- _Items_:

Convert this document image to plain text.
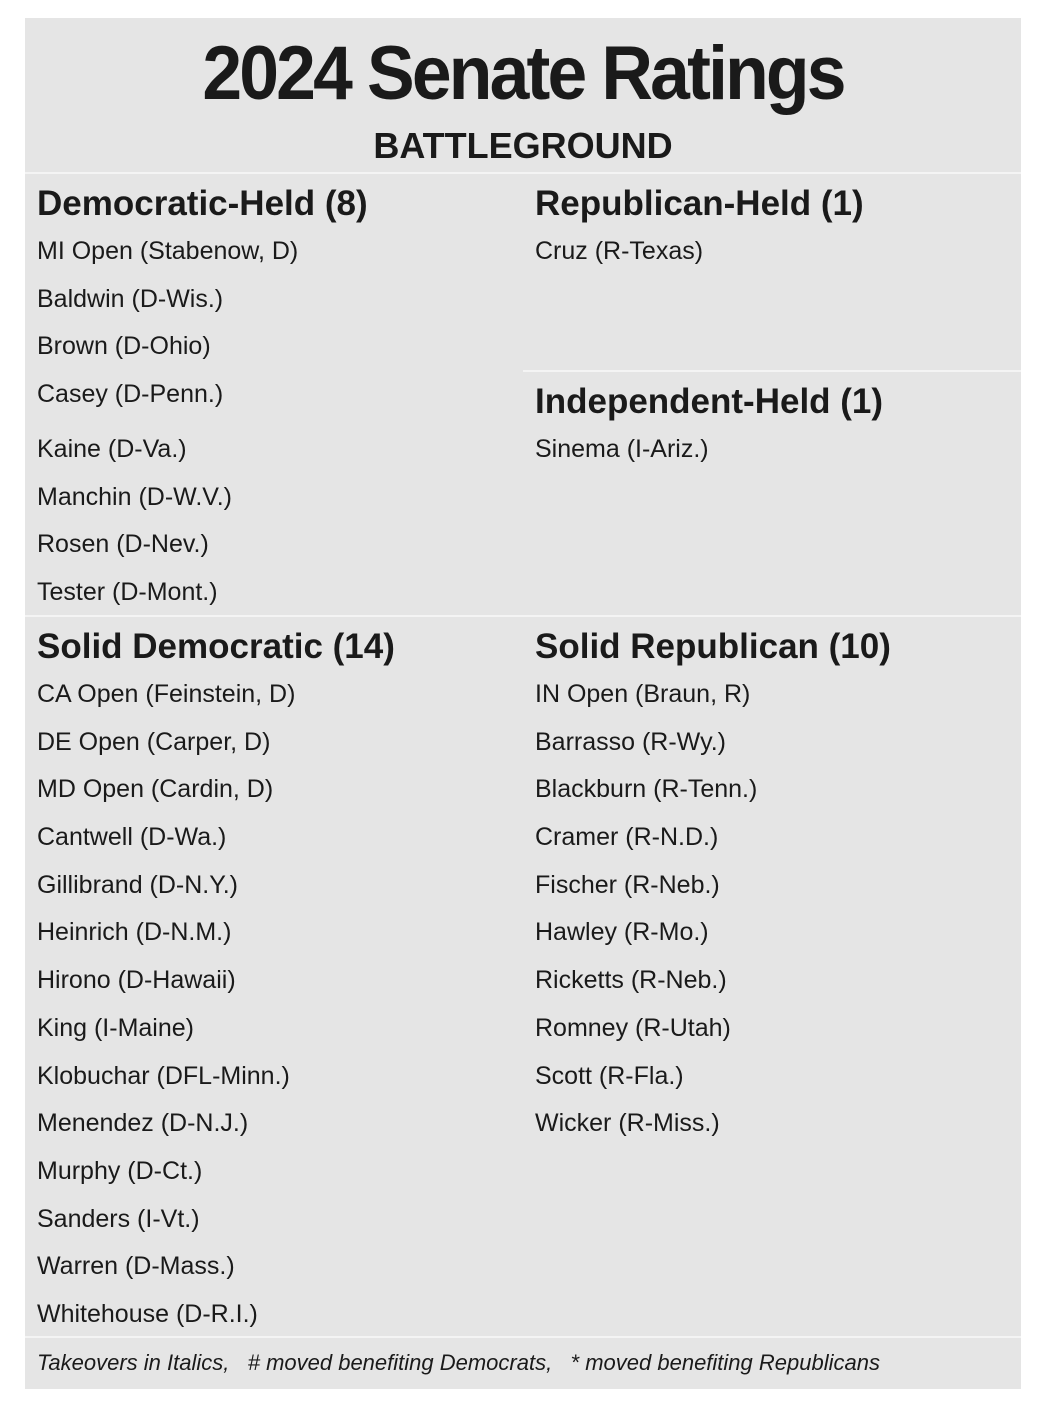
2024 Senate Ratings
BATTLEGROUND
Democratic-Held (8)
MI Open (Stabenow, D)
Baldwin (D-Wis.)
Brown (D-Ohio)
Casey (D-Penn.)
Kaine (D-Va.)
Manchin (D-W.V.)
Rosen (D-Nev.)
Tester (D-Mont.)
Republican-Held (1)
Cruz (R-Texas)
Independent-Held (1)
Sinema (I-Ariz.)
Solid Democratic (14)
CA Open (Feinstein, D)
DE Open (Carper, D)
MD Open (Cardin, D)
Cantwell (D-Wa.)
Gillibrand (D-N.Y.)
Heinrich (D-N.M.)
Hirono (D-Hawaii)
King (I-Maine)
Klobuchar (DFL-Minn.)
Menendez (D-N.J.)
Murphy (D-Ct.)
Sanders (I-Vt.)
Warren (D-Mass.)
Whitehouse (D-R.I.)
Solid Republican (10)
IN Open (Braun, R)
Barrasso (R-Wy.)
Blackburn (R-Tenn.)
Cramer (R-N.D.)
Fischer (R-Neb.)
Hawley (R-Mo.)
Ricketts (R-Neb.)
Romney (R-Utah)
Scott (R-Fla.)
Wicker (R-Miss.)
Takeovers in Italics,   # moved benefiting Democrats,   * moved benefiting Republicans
* * *
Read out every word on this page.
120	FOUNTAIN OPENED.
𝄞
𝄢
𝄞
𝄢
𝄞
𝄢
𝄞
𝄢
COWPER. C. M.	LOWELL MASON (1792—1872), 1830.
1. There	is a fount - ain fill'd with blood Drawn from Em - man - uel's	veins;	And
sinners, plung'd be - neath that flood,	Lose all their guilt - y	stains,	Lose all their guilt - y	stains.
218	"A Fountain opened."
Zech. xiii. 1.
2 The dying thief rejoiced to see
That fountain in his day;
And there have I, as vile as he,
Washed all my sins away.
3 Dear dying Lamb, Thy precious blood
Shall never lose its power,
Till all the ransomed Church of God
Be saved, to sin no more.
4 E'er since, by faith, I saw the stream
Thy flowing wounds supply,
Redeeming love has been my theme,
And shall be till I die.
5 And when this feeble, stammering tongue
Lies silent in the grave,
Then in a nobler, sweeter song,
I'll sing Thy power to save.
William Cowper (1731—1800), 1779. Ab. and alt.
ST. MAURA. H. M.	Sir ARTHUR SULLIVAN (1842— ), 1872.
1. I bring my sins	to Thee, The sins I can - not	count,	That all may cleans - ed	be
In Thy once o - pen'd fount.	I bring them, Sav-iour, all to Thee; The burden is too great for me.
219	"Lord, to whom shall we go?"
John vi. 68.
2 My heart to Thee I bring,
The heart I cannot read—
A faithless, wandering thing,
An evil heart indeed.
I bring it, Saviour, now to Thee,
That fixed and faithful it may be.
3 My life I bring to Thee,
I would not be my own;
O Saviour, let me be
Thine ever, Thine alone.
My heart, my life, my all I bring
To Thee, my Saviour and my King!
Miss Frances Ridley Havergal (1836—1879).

- _Problem requirements_: Pull out each line holding the string "Democratic".

- _Written solution_:
Democratic-Held (8)
Solid Democratic (14)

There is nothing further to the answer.